## Your goal
Without including any pictures, write out the listing below exactly.

Stored data entries:
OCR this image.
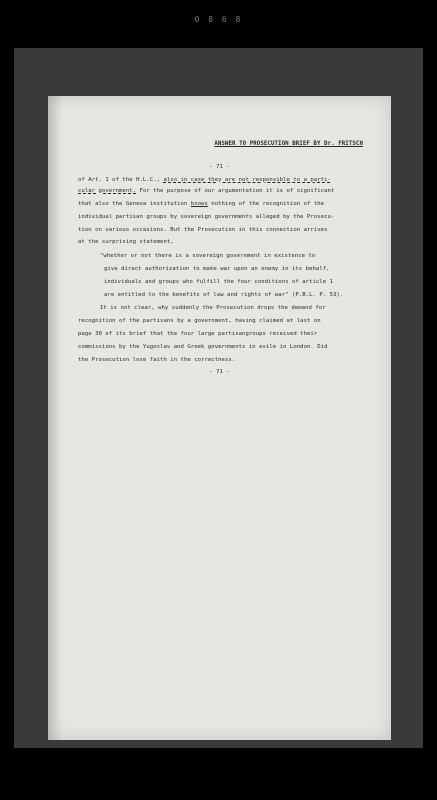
0 8 6 8
ANSWER TO PROSECUTION BRIEF BY Dr. FRITSCH
- 71 -
of Art. 1 of the H.L.C., also in case they are not responsible to a parti-
cular government. For the purpose of our argumentation it is of significant
that also the Geneva institution knows nothing of the recognition of the
individual partisan groups by sovereign governments alleged by the Prosecu-
tion on various occasions. But the Prosecution in this connection arrives
at the surprising statement,
"whether or not there is a sovereign government in existence to
give direct authorization to make war upon an enemy in its behalf,
individuals and groups who fulfill the four conditions of article 1
are entitled to the benefits of law and rights of war" (P.B.L. P. 53).
It is not clear, why suddenly the Prosecution drops the demand for
recognition of the partisans by a government, having claimed at last on
page 30 of its brief that the four large partisangroups received their
commissions by the Yugoslav and Greek governments in exile in London. Did
the Prosecution lose faith in the correctness.
- 71 -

## Result for this task
OCR this image.
0 8 6 8
ANSWER TO PROSECUTION BRIEF BY Dr. FRITSCH
- 71 -
of Art. 1 of the H.L.C., also in case they are not responsible to a parti-
cular government. For the purpose of our argumentation it is of significant
that also the Geneva institution knows nothing of the recognition of the
individual partisan groups by sovereign governments alleged by the Prosecu-
tion on various occasions. But the Prosecution in this connection arrives
at the surprising statement,
"whether or not there is a sovereign government in existence to
give direct authorization to make war upon an enemy in its behalf,
individuals and groups who fulfill the four conditions of article 1
are entitled to the benefits of law and rights of war" (P.B.L. P. 53).
It is not clear, why suddenly the Prosecution drops the demand for
recognition of the partisans by a government, having claimed at last on
page 30 of its brief that the four large partisangroups received their
commissions by the Yugoslav and Greek governments in exile in London. Did
the Prosecution lose faith in the correctness.
- 71 -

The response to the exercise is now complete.